Work instructions —
Quote every line below exactly as it reads.

Input records —

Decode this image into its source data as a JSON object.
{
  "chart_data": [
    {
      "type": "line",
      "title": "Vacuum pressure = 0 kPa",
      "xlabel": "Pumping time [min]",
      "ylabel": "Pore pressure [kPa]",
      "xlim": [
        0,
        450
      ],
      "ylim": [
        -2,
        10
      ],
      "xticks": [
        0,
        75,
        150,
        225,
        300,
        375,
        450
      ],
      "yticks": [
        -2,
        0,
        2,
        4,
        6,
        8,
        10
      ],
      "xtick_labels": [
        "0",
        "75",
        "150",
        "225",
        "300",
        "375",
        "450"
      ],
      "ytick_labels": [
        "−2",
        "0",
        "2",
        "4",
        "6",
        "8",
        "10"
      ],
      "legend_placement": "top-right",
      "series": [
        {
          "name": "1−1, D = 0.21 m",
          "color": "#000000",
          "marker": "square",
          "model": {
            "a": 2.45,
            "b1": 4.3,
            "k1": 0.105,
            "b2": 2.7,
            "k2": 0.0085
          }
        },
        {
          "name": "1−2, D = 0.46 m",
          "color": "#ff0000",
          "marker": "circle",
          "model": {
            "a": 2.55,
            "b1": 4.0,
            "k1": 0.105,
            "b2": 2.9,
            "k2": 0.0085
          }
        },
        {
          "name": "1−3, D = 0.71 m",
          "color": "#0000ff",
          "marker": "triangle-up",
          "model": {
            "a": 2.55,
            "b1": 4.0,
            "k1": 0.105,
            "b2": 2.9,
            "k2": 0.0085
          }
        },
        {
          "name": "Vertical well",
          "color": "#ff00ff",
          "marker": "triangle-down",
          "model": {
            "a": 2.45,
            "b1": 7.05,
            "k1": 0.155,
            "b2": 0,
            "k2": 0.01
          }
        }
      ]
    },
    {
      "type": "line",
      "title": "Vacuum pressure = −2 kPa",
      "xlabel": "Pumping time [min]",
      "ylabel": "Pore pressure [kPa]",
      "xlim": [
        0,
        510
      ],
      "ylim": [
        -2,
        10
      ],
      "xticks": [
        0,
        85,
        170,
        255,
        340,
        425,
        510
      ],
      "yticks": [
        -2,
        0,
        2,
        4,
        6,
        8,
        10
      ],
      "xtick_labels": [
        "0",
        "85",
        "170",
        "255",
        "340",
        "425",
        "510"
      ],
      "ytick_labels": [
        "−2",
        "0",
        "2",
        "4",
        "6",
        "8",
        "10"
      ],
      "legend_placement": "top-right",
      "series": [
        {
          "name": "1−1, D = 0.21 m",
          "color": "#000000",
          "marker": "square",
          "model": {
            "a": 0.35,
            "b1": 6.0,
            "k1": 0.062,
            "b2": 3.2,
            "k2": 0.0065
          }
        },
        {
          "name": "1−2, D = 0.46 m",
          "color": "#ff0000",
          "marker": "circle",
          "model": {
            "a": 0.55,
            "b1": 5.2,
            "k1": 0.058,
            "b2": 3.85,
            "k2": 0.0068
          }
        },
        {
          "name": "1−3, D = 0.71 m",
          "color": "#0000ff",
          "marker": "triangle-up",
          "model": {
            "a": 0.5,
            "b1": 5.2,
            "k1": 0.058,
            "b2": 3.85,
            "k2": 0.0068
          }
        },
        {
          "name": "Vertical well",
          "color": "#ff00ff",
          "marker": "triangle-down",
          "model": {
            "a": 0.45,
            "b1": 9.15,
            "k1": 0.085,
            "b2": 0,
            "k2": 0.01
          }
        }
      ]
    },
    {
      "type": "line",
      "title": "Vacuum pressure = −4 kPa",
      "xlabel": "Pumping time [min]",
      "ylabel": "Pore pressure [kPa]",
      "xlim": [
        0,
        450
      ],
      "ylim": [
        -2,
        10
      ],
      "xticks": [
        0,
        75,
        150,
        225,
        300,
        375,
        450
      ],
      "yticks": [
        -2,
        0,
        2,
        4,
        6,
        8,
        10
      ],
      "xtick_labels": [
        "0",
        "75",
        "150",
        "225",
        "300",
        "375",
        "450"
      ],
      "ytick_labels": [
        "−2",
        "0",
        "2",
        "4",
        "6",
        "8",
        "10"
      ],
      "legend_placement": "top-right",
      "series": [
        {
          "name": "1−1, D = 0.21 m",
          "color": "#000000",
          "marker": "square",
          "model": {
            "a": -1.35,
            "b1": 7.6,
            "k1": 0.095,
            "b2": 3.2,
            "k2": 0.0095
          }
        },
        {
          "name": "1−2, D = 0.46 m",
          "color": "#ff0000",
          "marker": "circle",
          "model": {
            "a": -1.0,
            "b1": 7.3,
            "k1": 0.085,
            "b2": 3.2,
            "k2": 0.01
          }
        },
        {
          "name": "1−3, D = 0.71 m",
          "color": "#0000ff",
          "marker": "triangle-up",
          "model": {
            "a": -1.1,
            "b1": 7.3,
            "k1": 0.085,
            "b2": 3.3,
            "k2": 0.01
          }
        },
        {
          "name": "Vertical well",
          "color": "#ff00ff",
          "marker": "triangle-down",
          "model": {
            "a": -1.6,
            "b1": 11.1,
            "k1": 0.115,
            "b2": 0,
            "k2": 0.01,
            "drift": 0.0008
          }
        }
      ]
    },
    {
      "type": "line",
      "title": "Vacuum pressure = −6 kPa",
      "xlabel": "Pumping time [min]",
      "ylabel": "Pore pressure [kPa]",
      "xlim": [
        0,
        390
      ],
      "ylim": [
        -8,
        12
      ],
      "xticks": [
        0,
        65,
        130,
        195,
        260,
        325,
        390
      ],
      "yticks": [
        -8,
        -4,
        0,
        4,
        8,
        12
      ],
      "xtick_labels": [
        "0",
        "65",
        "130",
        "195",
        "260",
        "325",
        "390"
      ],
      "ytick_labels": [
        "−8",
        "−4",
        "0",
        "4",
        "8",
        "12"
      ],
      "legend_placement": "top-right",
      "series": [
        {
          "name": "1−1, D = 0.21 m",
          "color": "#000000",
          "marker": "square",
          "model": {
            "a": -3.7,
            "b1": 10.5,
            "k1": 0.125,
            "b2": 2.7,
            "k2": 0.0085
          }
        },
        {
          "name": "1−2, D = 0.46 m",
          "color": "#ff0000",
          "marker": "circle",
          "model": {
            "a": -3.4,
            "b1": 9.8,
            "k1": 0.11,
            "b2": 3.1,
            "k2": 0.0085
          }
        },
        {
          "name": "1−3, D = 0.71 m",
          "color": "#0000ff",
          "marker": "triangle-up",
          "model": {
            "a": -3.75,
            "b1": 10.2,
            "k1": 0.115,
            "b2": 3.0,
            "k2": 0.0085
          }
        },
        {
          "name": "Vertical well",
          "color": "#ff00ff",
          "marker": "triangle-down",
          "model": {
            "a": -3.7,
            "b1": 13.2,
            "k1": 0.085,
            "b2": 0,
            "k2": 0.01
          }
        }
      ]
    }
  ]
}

Exercise output —
Decode this image into its source data as a JSON object.
{
  "chart_data": [
    {
      "type": "line",
      "title": "Vacuum pressure = 0 kPa",
      "xlabel": "Pumping time [min]",
      "ylabel": "Pore pressure [kPa]",
      "xlim": [
        0,
        450
      ],
      "ylim": [
        -2,
        10
      ],
      "xticks": [
        0,
        75,
        150,
        225,
        300,
        375,
        450
      ],
      "yticks": [
        -2,
        0,
        2,
        4,
        6,
        8,
        10
      ],
      "xtick_labels": [
        "0",
        "75",
        "150",
        "225",
        "300",
        "375",
        "450"
      ],
      "ytick_labels": [
        "−2",
        "0",
        "2",
        "4",
        "6",
        "8",
        "10"
      ],
      "legend_placement": "top-right",
      "series": [
        {
          "name": "1−1, D = 0.21 m",
          "color": "#000000",
          "marker": "square",
          "model": {
            "a": 2.45,
            "b1": 4.3,
            "k1": 0.105,
            "b2": 2.7,
            "k2": 0.0085
          }
        },
        {
          "name": "1−2, D = 0.46 m",
          "color": "#ff0000",
          "marker": "circle",
          "model": {
            "a": 2.55,
            "b1": 4.0,
            "k1": 0.105,
            "b2": 2.9,
            "k2": 0.0085
          }
        },
        {
          "name": "1−3, D = 0.71 m",
          "color": "#0000ff",
          "marker": "triangle-up",
          "model": {
            "a": 2.55,
            "b1": 4.0,
            "k1": 0.105,
            "b2": 2.9,
            "k2": 0.0085
          }
        },
        {
          "name": "Vertical well",
          "color": "#ff00ff",
          "marker": "triangle-down",
          "model": {
            "a": 2.45,
            "b1": 7.05,
            "k1": 0.155,
            "b2": 0,
            "k2": 0.01
          }
        }
      ]
    },
    {
      "type": "line",
      "title": "Vacuum pressure = −2 kPa",
      "xlabel": "Pumping time [min]",
      "ylabel": "Pore pressure [kPa]",
      "xlim": [
        0,
        510
      ],
      "ylim": [
        -2,
        10
      ],
      "xticks": [
        0,
        85,
        170,
        255,
        340,
        425,
        510
      ],
      "yticks": [
        -2,
        0,
        2,
        4,
        6,
        8,
        10
      ],
      "xtick_labels": [
        "0",
        "85",
        "170",
        "255",
        "340",
        "425",
        "510"
      ],
      "ytick_labels": [
        "−2",
        "0",
        "2",
        "4",
        "6",
        "8",
        "10"
      ],
      "legend_placement": "top-right",
      "series": [
        {
          "name": "1−1, D = 0.21 m",
          "color": "#000000",
          "marker": "square",
          "model": {
            "a": 0.35,
            "b1": 6.0,
            "k1": 0.062,
            "b2": 3.2,
            "k2": 0.0065
          }
        },
        {
          "name": "1−2, D = 0.46 m",
          "color": "#ff0000",
          "marker": "circle",
          "model": {
            "a": 0.55,
            "b1": 5.2,
            "k1": 0.058,
            "b2": 3.85,
            "k2": 0.0068
          }
        },
        {
          "name": "1−3, D = 0.71 m",
          "color": "#0000ff",
          "marker": "triangle-up",
          "model": {
            "a": 0.5,
            "b1": 5.2,
            "k1": 0.058,
            "b2": 3.85,
            "k2": 0.0068
          }
        },
        {
          "name": "Vertical well",
          "color": "#ff00ff",
          "marker": "triangle-down",
          "model": {
            "a": 0.45,
            "b1": 9.15,
            "k1": 0.085,
            "b2": 0,
            "k2": 0.01
          }
        }
      ]
    },
    {
      "type": "line",
      "title": "Vacuum pressure = −4 kPa",
      "xlabel": "Pumping time [min]",
      "ylabel": "Pore pressure [kPa]",
      "xlim": [
        0,
        450
      ],
      "ylim": [
        -2,
        10
      ],
      "xticks": [
        0,
        75,
        150,
        225,
        300,
        375,
        450
      ],
      "yticks": [
        -2,
        0,
        2,
        4,
        6,
        8,
        10
      ],
      "xtick_labels": [
        "0",
        "75",
        "150",
        "225",
        "300",
        "375",
        "450"
      ],
      "ytick_labels": [
        "−2",
        "0",
        "2",
        "4",
        "6",
        "8",
        "10"
      ],
      "legend_placement": "top-right",
      "series": [
        {
          "name": "1−1, D = 0.21 m",
          "color": "#000000",
          "marker": "square",
          "model": {
            "a": -1.35,
            "b1": 7.6,
            "k1": 0.095,
            "b2": 3.2,
            "k2": 0.0095
          }
        },
        {
          "name": "1−2, D = 0.46 m",
          "color": "#ff0000",
          "marker": "circle",
          "model": {
            "a": -1.0,
            "b1": 7.3,
            "k1": 0.085,
            "b2": 3.2,
            "k2": 0.01
          }
        },
        {
          "name": "1−3, D = 0.71 m",
          "color": "#0000ff",
          "marker": "triangle-up",
          "model": {
            "a": -1.1,
            "b1": 7.3,
            "k1": 0.085,
            "b2": 3.3,
            "k2": 0.01
          }
        },
        {
          "name": "Vertical well",
          "color": "#ff00ff",
          "marker": "triangle-down",
          "model": {
            "a": -1.6,
            "b1": 11.1,
            "k1": 0.115,
            "b2": 0,
            "k2": 0.01,
            "drift": 0.0008
          }
        }
      ]
    },
    {
      "type": "line",
      "title": "Vacuum pressure = −6 kPa",
      "xlabel": "Pumping time [min]",
      "ylabel": "Pore pressure [kPa]",
      "xlim": [
        0,
        390
      ],
      "ylim": [
        -8,
        12
      ],
      "xticks": [
        0,
        65,
        130,
        195,
        260,
        325,
        390
      ],
      "yticks": [
        -8,
        -4,
        0,
        4,
        8,
        12
      ],
      "xtick_labels": [
        "0",
        "65",
        "130",
        "195",
        "260",
        "325",
        "390"
      ],
      "ytick_labels": [
        "−8",
        "−4",
        "0",
        "4",
        "8",
        "12"
      ],
      "legend_placement": "top-right",
      "series": [
        {
          "name": "1−1, D = 0.21 m",
          "color": "#000000",
          "marker": "square",
          "model": {
            "a": -3.7,
            "b1": 10.5,
            "k1": 0.125,
            "b2": 2.7,
            "k2": 0.0085
          }
        },
        {
          "name": "1−2, D = 0.46 m",
          "color": "#ff0000",
          "marker": "circle",
          "model": {
            "a": -3.4,
            "b1": 9.8,
            "k1": 0.11,
            "b2": 3.1,
            "k2": 0.0085
          }
        },
        {
          "name": "1−3, D = 0.71 m",
          "color": "#0000ff",
          "marker": "triangle-up",
          "model": {
            "a": -3.75,
            "b1": 10.2,
            "k1": 0.115,
            "b2": 3.0,
            "k2": 0.0085
          }
        },
        {
          "name": "Vertical well",
          "color": "#ff00ff",
          "marker": "triangle-down",
          "model": {
            "a": -3.7,
            "b1": 13.2,
            "k1": 0.085,
            "b2": 0,
            "k2": 0.01
          }
        }
      ]
    }
  ]
}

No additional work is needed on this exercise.